- **Task to complete**:
Wherever "accolta" appears in a line, list that line.

......

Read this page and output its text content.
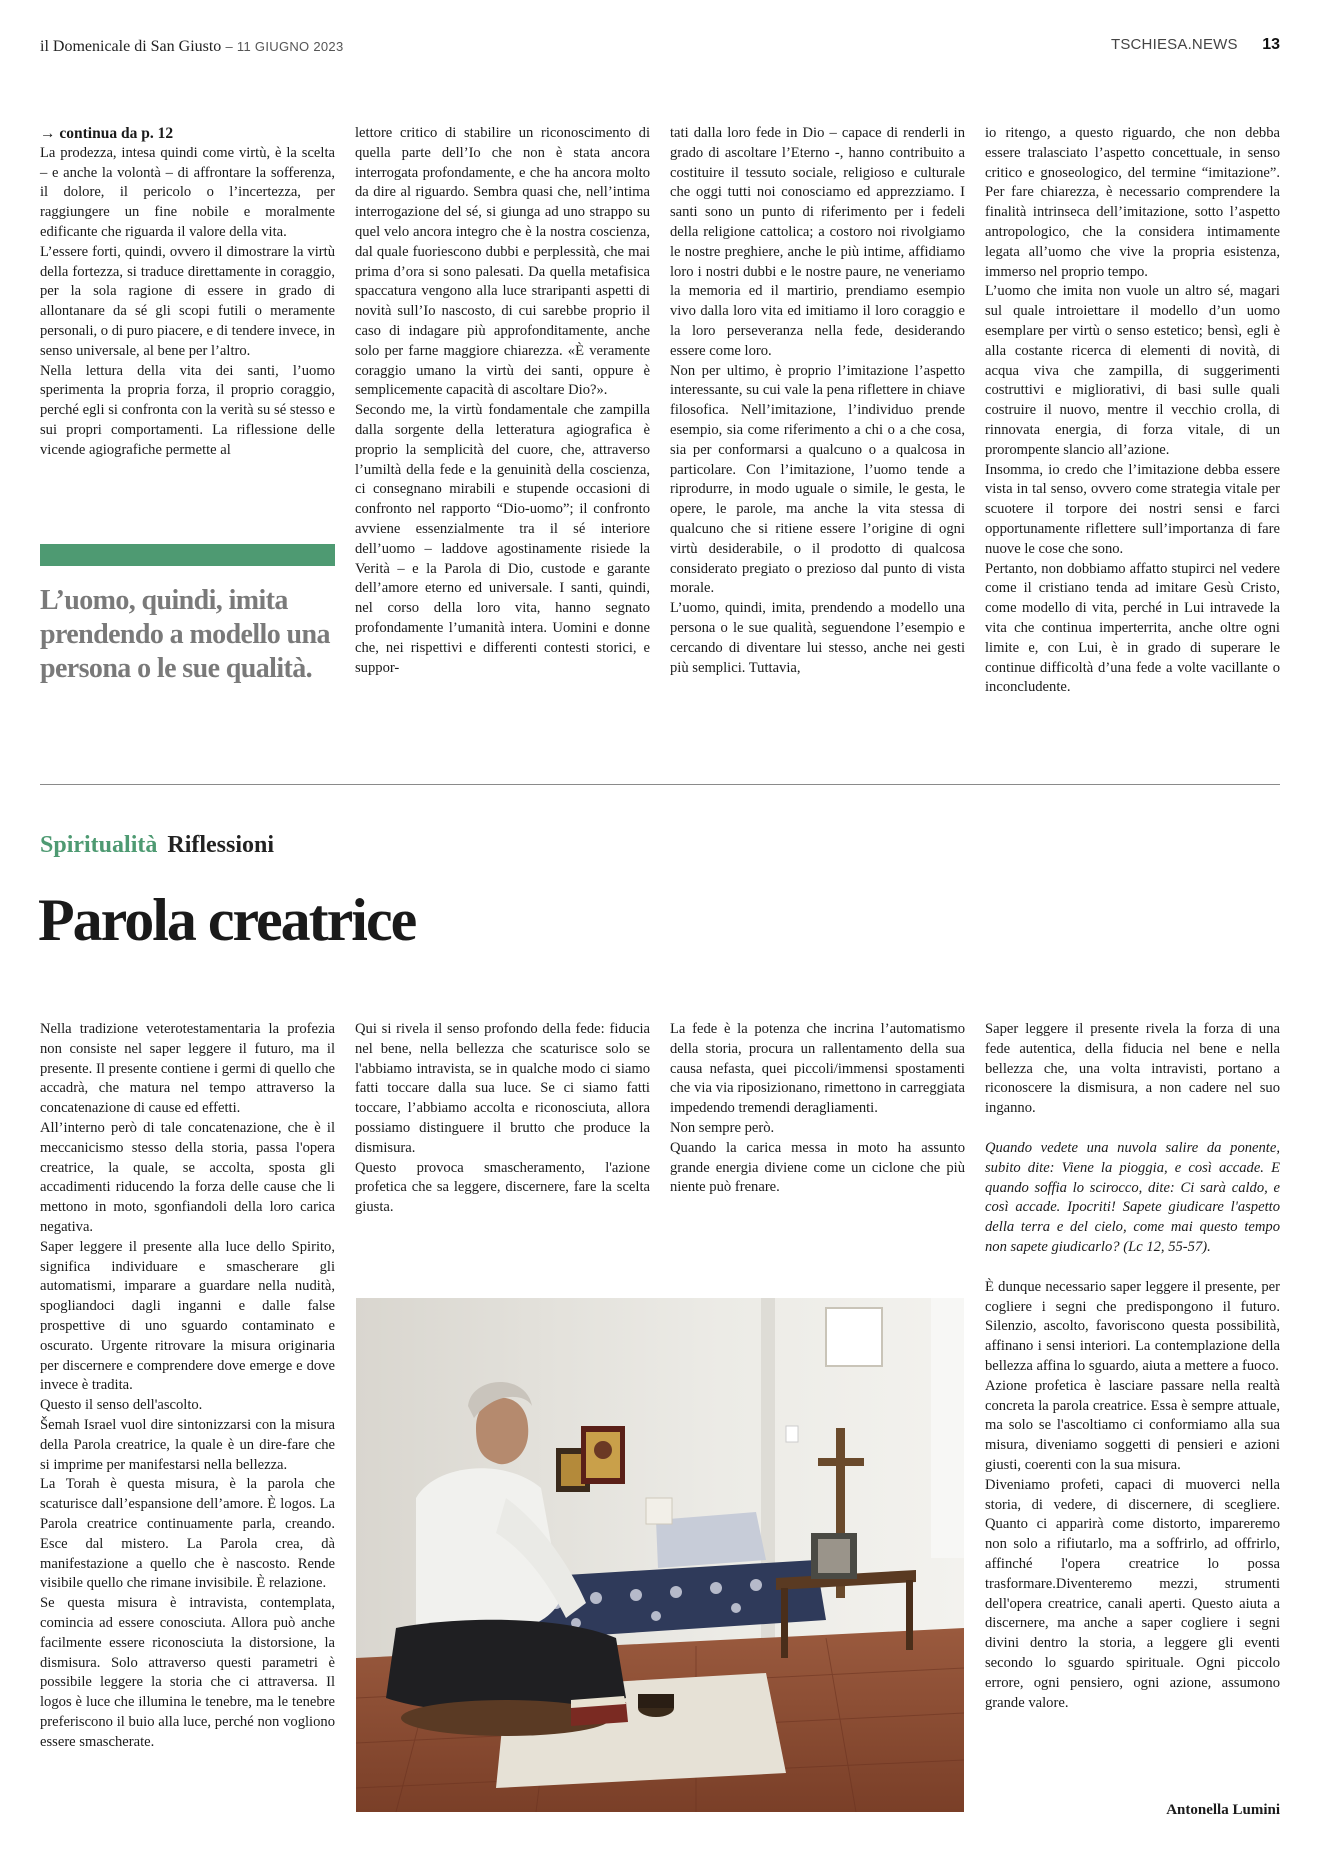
il Domenicale di San Giusto – 11 GIUGNO 2023	TSCHIESA.NEWS 13

→ continua da p. 12

La prodezza, intesa quindi come virtù, è la scelta – e anche la volontà – di affrontare la sofferenza, il dolore, il pericolo o l’incertezza, per raggiungere un fine nobile e moralmente edificante che riguarda il valore della vita.

L’essere forti, quindi, ovvero il dimostrare la virtù della fortezza, si traduce direttamente in coraggio, per la sola ragione di essere in grado di allontanare da sé gli scopi futili o meramente personali, o di puro piacere, e di tendere invece, in senso universale, al bene per l’altro.

Nella lettura della vita dei santi, l’uomo sperimenta la propria forza, il proprio coraggio, perché egli si confronta con la verità su sé stesso e sui propri comportamenti. La riflessione delle vicende agiografiche permette al

L’uomo, quindi, imita prendendo a modello una persona o le sue qualità.

lettore critico di stabilire un riconoscimento di quella parte dell’Io che non è stata ancora interrogata profondamente, e che ha ancora molto da dire al riguardo. Sembra quasi che, nell’intima interrogazione del sé, si giunga ad uno strappo su quel velo ancora integro che è la nostra coscienza, dal quale fuoriescono dubbi e perplessità, che mai prima d’ora si sono palesati. Da quella metafisica spaccatura vengono alla luce straripanti aspetti di novità sull’Io nascosto, di cui sarebbe proprio il caso di indagare più approfonditamente, anche solo per farne maggiore chiarezza. «È veramente coraggio umano la virtù dei santi, oppure è semplicemente capacità di ascoltare Dio?».

Secondo me, la virtù fondamentale che zampilla dalla sorgente della letteratura agiografica è proprio la semplicità del cuore, che, attraverso l’umiltà della fede e la genuinità della coscienza, ci consegnano mirabili e stupende occasioni di confronto nel rapporto “Dio-uomo”; il confronto avviene essenzialmente tra il sé interiore dell’uomo – laddove agostinamente risiede la Verità – e la Parola di Dio, custode e garante dell’amore eterno ed universale. I santi, quindi, nel corso della loro vita, hanno segnato profondamente l’umanità intera. Uomini e donne che, nei rispettivi e differenti contesti storici, e suppor-

tati dalla loro fede in Dio – capace di renderli in grado di ascoltare l’Eterno -, hanno contribuito a costituire il tessuto sociale, religioso e culturale che oggi tutti noi conosciamo ed apprezziamo. I santi sono un punto di riferimento per i fedeli della religione cattolica; a costoro noi rivolgiamo le nostre preghiere, anche le più intime, affidiamo loro i nostri dubbi e le nostre paure, ne veneriamo la memoria ed il martirio, prendiamo esempio vivo dalla loro vita ed imitiamo il loro coraggio e la loro perseveranza nella fede, desiderando essere come loro.

Non per ultimo, è proprio l’imitazione l’aspetto interessante, su cui vale la pena riflettere in chiave filosofica. Nell’imitazione, l’individuo prende esempio, sia come riferimento a chi o a che cosa, sia per conformarsi a qualcuno o a qualcosa in particolare. Con l’imitazione, l’uomo tende a riprodurre, in modo uguale o simile, le gesta, le opere, le parole, ma anche la vita stessa di qualcuno che si ritiene essere l’origine di ogni virtù desiderabile, o il prodotto di qualcosa considerato pregiato o prezioso dal punto di vista morale.

L’uomo, quindi, imita, prendendo a modello una persona o le sue qualità, seguendone l’esempio e cercando di diventare lui stesso, anche nei gesti più semplici. Tuttavia,

io ritengo, a questo riguardo, che non debba essere tralasciato l’aspetto concettuale, in senso critico e gnoseologico, del termine “imitazione”. Per fare chiarezza, è necessario comprendere la finalità intrinseca dell’imitazione, sotto l’aspetto antropologico, che la considera intimamente legata all’uomo che vive la propria esistenza, immerso nel proprio tempo.

L’uomo che imita non vuole un altro sé, magari sul quale introiettare il modello d’un uomo esemplare per virtù o senso estetico; bensì, egli è alla costante ricerca di elementi di novità, di acqua viva che zampilla, di suggerimenti costruttivi e migliorativi, di basi sulle quali costruire il nuovo, mentre il vecchio crolla, di rinnovata energia, di forza vitale, di un prorompente slancio all’azione.

Insomma, io credo che l’imitazione debba essere vista in tal senso, ovvero come strategia vitale per scuotere il torpore dei nostri sensi e farci opportunamente riflettere sull’importanza di fare nuove le cose che sono.

Pertanto, non dobbiamo affatto stupirci nel vedere come il cristiano tenda ad imitare Gesù Cristo, come modello di vita, perché in Lui intravede la vita che continua imperterrita, anche oltre ogni limite e, con Lui, è in grado di superare le continue difficoltà d’una fede a volte vacillante o inconcludente.

Spiritualità Riflessioni
Parola creatrice

Nella tradizione veterotestamentaria la profezia non consiste nel saper leggere il futuro, ma il presente. Il presente contiene i germi di quello che accadrà, che matura nel tempo attraverso la concatenazione di cause ed effetti.

All’interno però di tale concatenazione, che è il meccanicismo stesso della storia, passa l'opera creatrice, la quale, se accolta, sposta gli accadimenti riducendo la forza delle cause che li mettono in moto, sgonfiandoli della loro carica negativa.

Saper leggere il presente alla luce dello Spirito, significa individuare e smascherare gli automatismi, imparare a guardare nella nudità, spogliandoci dagli inganni e dalle false prospettive di uno sguardo contaminato e oscurato. Urgente ritrovare la misura originaria per discernere e comprendere dove emerge e dove invece è tradita.

Questo il senso dell'ascolto.

Šemah Israel vuol dire sintonizzarsi con la misura della Parola creatrice, la quale è un dire-fare che si imprime per manifestarsi nella bellezza.

La Torah è questa misura, è la parola che scaturisce dall’espansione dell’amore. È logos. La Parola creatrice continuamente parla, creando. Esce dal mistero. La Parola crea, dà manifestazione a quello che è nascosto. Rende visibile quello che rimane invisibile. È relazione.

Se questa misura è intravista, contemplata, comincia ad essere conosciuta. Allora può anche facilmente essere riconosciuta la distorsione, la dismisura. Solo attraverso questi parametri è possibile leggere la storia che ci attraversa. Il logos è luce che illumina le tenebre, ma le tenebre preferiscono il buio alla luce, perché non vogliono essere smascherate.

Qui si rivela il senso profondo della fede: fiducia nel bene, nella bellezza che scaturisce solo se l'abbiamo intravista, se in qualche modo ci siamo fatti toccare dalla sua luce. Se ci siamo fatti toccare, l’abbiamo accolta e riconosciuta, allora possiamo distinguere il brutto che produce la dismisura.

Questo provoca smascheramento, l'azione profetica che sa leggere, discernere, fare la scelta giusta.

La fede è la potenza che incrina l’automatismo della storia, procura un rallentamento della sua causa nefasta, quei piccoli/immensi spostamenti che via via riposizionano, rimettono in carreggiata impedendo tremendi deragliamenti.

Non sempre però.

Quando la carica messa in moto ha assunto grande energia diviene come un ciclone che più niente può frenare.

Saper leggere il presente rivela la forza di una fede autentica, della fiducia nel bene e nella bellezza che, una volta intravisti, portano a riconoscere la dismisura, a non cadere nel suo inganno.

Quando vedete una nuvola salire da ponente, subito dite: Viene la pioggia, e così accade. E quando soffia lo scirocco, dite: Ci sarà caldo, e così accade. Ipocriti! Sapete giudicare l'aspetto della terra e del cielo, come mai questo tempo non sapete giudicarlo? (Lc 12, 55-57).

È dunque necessario saper leggere il presente, per cogliere i segni che predispongono il futuro. Silenzio, ascolto, favoriscono questa possibilità, affinano i sensi interiori. La contemplazione della bellezza affina lo sguardo, aiuta a mettere a fuoco.

Azione profetica è lasciare passare nella realtà concreta la parola creatrice. Essa è sempre attuale, ma solo se l'ascoltiamo ci conformiamo alla sua misura, diveniamo soggetti di pensieri e azioni giusti, coerenti con la sua misura.

Diveniamo profeti, capaci di muoverci nella storia, di vedere, di discernere, di scegliere. Quanto ci apparirà come distorto, impareremo non solo a rifiutarlo, ma a soffrirlo, ad offrirlo, affinché l'opera creatrice lo possa trasformare.Diventeremo mezzi, strumenti dell'opera creatrice, canali aperti. Questo aiuta a discernere, ma anche a saper cogliere i segni divini dentro la storia, a leggere gli eventi secondo lo sguardo spirituale. Ogni piccolo errore, ogni pensiero, ogni azione, assumono grande valore.

Antonella Lumini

......

- **The output**:
All’interno però di tale concatenazione, che è il meccanicismo stesso della storia, passa l'opera creatrice, la quale, se accolta, sposta gli accadimenti riducendo la forza delle cause che li mettono in moto, sgonfiandoli della loro carica negativa.
Qui si rivela il senso profondo della fede: fiducia nel bene, nella bellezza che scaturisce solo se l'abbiamo intravista, se in qualche modo ci siamo fatti toccare dalla sua luce. Se ci siamo fatti toccare, l’abbiamo accolta e riconosciuta, allora possiamo distinguere il brutto che produce la dismisura.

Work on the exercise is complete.